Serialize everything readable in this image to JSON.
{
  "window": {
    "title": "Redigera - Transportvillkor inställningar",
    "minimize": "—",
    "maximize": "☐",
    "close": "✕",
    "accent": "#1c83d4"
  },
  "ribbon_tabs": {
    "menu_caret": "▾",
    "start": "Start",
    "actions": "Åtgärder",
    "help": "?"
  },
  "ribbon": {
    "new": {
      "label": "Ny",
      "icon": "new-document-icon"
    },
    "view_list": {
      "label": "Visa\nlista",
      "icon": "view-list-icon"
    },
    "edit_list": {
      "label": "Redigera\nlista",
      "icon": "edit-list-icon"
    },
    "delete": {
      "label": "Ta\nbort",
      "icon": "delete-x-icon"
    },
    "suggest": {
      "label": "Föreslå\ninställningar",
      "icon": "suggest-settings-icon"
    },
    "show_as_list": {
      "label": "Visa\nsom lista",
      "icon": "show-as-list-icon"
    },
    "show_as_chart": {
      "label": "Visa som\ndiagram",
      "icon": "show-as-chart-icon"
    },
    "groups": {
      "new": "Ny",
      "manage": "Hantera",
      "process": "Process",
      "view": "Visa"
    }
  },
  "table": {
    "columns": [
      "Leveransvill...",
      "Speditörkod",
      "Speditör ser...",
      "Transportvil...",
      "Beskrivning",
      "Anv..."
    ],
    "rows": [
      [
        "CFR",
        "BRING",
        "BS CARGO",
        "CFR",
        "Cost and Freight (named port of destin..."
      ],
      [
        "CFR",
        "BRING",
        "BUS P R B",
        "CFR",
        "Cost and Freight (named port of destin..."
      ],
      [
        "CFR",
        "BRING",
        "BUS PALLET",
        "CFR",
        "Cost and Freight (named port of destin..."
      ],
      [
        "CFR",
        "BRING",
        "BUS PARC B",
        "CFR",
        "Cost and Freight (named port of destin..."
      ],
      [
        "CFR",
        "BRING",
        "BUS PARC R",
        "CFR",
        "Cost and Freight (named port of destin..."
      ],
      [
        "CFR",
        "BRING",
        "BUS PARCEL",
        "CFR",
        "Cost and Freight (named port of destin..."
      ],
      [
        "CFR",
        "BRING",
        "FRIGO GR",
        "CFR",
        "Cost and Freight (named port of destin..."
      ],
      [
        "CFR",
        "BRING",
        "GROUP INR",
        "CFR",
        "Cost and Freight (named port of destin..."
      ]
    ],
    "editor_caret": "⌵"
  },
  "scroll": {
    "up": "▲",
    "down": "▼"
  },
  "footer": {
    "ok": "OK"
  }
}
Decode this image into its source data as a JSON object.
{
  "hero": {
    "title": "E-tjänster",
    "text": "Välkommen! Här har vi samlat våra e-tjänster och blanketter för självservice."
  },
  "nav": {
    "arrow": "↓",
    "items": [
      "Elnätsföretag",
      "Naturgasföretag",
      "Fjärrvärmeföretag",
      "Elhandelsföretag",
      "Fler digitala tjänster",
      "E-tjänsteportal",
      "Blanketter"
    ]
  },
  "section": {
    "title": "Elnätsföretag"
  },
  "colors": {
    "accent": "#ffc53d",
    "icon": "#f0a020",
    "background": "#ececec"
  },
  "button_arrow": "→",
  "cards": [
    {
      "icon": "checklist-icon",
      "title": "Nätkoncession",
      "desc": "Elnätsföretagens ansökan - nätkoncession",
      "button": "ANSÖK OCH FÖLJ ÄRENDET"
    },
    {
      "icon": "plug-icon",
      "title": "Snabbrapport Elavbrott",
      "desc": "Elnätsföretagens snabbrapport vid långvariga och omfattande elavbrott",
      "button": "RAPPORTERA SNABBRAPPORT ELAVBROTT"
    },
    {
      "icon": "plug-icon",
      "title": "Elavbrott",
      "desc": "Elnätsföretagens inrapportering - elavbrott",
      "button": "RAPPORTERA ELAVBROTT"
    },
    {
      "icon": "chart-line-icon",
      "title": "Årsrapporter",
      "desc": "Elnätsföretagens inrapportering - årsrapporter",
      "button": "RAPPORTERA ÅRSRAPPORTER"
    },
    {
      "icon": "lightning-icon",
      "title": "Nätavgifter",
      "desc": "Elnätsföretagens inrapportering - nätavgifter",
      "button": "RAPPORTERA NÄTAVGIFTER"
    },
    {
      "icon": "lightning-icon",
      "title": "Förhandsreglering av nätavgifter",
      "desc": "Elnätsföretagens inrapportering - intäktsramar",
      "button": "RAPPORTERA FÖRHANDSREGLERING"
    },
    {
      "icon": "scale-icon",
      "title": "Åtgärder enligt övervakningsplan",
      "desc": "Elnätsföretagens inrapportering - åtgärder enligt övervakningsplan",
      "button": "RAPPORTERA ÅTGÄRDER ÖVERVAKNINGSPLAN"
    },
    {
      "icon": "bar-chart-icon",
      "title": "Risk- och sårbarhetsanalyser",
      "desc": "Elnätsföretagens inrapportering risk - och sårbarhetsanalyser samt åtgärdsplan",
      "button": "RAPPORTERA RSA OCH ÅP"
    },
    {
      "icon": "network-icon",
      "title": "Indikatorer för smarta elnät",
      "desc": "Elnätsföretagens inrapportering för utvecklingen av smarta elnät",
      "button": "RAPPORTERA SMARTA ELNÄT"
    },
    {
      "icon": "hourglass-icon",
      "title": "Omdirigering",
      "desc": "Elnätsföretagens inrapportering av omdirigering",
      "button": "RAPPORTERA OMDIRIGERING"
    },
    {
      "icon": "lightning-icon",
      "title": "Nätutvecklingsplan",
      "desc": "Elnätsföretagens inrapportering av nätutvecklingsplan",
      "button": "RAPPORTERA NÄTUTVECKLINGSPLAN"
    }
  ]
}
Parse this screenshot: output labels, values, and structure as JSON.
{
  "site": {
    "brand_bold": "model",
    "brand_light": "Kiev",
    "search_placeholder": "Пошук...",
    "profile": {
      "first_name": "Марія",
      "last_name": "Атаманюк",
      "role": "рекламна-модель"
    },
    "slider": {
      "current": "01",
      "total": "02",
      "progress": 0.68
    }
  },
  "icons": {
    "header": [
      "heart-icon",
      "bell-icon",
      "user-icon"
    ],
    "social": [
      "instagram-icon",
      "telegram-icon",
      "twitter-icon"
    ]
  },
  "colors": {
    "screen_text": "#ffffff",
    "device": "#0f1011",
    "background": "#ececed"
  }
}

Exercise prompt » Set every line of the listing down word for word.

Exercise result »
Serialize everything readable in this image to JSON.
{
  "window": {
    "title": "Redigera - Transportvillkor inställningar",
    "minimize": "—",
    "maximize": "☐",
    "close": "✕",
    "accent": "#1c83d4"
  },
  "ribbon_tabs": {
    "menu_caret": "▾",
    "start": "Start",
    "actions": "Åtgärder",
    "help": "?"
  },
  "ribbon": {
    "new": {
      "label": "Ny",
      "icon": "new-document-icon"
    },
    "view_list": {
      "label": "Visa\nlista",
      "icon": "view-list-icon"
    },
    "edit_list": {
      "label": "Redigera\nlista",
      "icon": "edit-list-icon"
    },
    "delete": {
      "label": "Ta\nbort",
      "icon": "delete-x-icon"
    },
    "suggest": {
      "label": "Föreslå\ninställningar",
      "icon": "suggest-settings-icon"
    },
    "show_as_list": {
      "label": "Visa\nsom lista",
      "icon": "show-as-list-icon"
    },
    "show_as_chart": {
      "label": "Visa som\ndiagram",
      "icon": "show-as-chart-icon"
    },
    "groups": {
      "new": "Ny",
      "manage": "Hantera",
      "process": "Process",
      "view": "Visa"
    }
  },
  "table": {
    "columns": [
      "Leveransvill...",
      "Speditörkod",
      "Speditör ser...",
      "Transportvil...",
      "Beskrivning",
      "Anv..."
    ],
    "rows": [
      [
        "CFR",
        "BRING",
        "BS CARGO",
        "CFR",
        "Cost and Freight (named port of destin..."
      ],
      [
        "CFR",
        "BRING",
        "BUS P R B",
        "CFR",
        "Cost and Freight (named port of destin..."
      ],
      [
        "CFR",
        "BRING",
        "BUS PALLET",
        "CFR",
        "Cost and Freight (named port of destin..."
      ],
      [
        "CFR",
        "BRING",
        "BUS PARC B",
        "CFR",
        "Cost and Freight (named port of destin..."
      ],
      [
        "CFR",
        "BRING",
        "BUS PARC R",
        "CFR",
        "Cost and Freight (named port of destin..."
      ],
      [
        "CFR",
        "BRING",
        "BUS PARCEL",
        "CFR",
        "Cost and Freight (named port of destin..."
      ],
      [
        "CFR",
        "BRING",
        "FRIGO GR",
        "CFR",
        "Cost and Freight (named port of destin..."
      ],
      [
        "CFR",
        "BRING",
        "GROUP INR",
        "CFR",
        "Cost and Freight (named port of destin..."
      ]
    ],
    "editor_caret": "⌵"
  },
  "scroll": {
    "up": "▲",
    "down": "▼"
  },
  "footer": {
    "ok": "OK"
  }
}
Decode this image into its source data as a JSON object.
{
  "hero": {
    "title": "E-tjänster",
    "text": "Välkommen! Här har vi samlat våra e-tjänster och blanketter för självservice."
  },
  "nav": {
    "arrow": "↓",
    "items": [
      "Elnätsföretag",
      "Naturgasföretag",
      "Fjärrvärmeföretag",
      "Elhandelsföretag",
      "Fler digitala tjänster",
      "E-tjänsteportal",
      "Blanketter"
    ]
  },
  "section": {
    "title": "Elnätsföretag"
  },
  "colors": {
    "accent": "#ffc53d",
    "icon": "#f0a020",
    "background": "#ececec"
  },
  "button_arrow": "→",
  "cards": [
    {
      "icon": "checklist-icon",
      "title": "Nätkoncession",
      "desc": "Elnätsföretagens ansökan - nätkoncession",
      "button": "ANSÖK OCH FÖLJ ÄRENDET"
    },
    {
      "icon": "plug-icon",
      "title": "Snabbrapport Elavbrott",
      "desc": "Elnätsföretagens snabbrapport vid långvariga och omfattande elavbrott",
      "button": "RAPPORTERA SNABBRAPPORT ELAVBROTT"
    },
    {
      "icon": "plug-icon",
      "title": "Elavbrott",
      "desc": "Elnätsföretagens inrapportering - elavbrott",
      "button": "RAPPORTERA ELAVBROTT"
    },
    {
      "icon": "chart-line-icon",
      "title": "Årsrapporter",
      "desc": "Elnätsföretagens inrapportering - årsrapporter",
      "button": "RAPPORTERA ÅRSRAPPORTER"
    },
    {
      "icon": "lightning-icon",
      "title": "Nätavgifter",
      "desc": "Elnätsföretagens inrapportering - nätavgifter",
      "button": "RAPPORTERA NÄTAVGIFTER"
    },
    {
      "icon": "lightning-icon",
      "title": "Förhandsreglering av nätavgifter",
      "desc": "Elnätsföretagens inrapportering - intäktsramar",
      "button": "RAPPORTERA FÖRHANDSREGLERING"
    },
    {
      "icon": "scale-icon",
      "title": "Åtgärder enligt övervakningsplan",
      "desc": "Elnätsföretagens inrapportering - åtgärder enligt övervakningsplan",
      "button": "RAPPORTERA ÅTGÄRDER ÖVERVAKNINGSPLAN"
    },
    {
      "icon": "bar-chart-icon",
      "title": "Risk- och sårbarhetsanalyser",
      "desc": "Elnätsföretagens inrapportering risk - och sårbarhetsanalyser samt åtgärdsplan",
      "button": "RAPPORTERA RSA OCH ÅP"
    },
    {
      "icon": "network-icon",
      "title": "Indikatorer för smarta elnät",
      "desc": "Elnätsföretagens inrapportering för utvecklingen av smarta elnät",
      "button": "RAPPORTERA SMARTA ELNÄT"
    },
    {
      "icon": "hourglass-icon",
      "title": "Omdirigering",
      "desc": "Elnätsföretagens inrapportering av omdirigering",
      "button": "RAPPORTERA OMDIRIGERING"
    },
    {
      "icon": "lightning-icon",
      "title": "Nätutvecklingsplan",
      "desc": "Elnätsföretagens inrapportering av nätutvecklingsplan",
      "button": "RAPPORTERA NÄTUTVECKLINGSPLAN"
    }
  ]
}
Parse this screenshot: output labels, values, and structure as JSON.
{
  "site": {
    "brand_bold": "model",
    "brand_light": "Kiev",
    "search_placeholder": "Пошук...",
    "profile": {
      "first_name": "Марія",
      "last_name": "Атаманюк",
      "role": "рекламна-модель"
    },
    "slider": {
      "current": "01",
      "total": "02",
      "progress": 0.68
    }
  },
  "icons": {
    "header": [
      "heart-icon",
      "bell-icon",
      "user-icon"
    ],
    "social": [
      "instagram-icon",
      "telegram-icon",
      "twitter-icon"
    ]
  },
  "colors": {
    "screen_text": "#ffffff",
    "device": "#0f1011",
    "background": "#ececed"
  }
}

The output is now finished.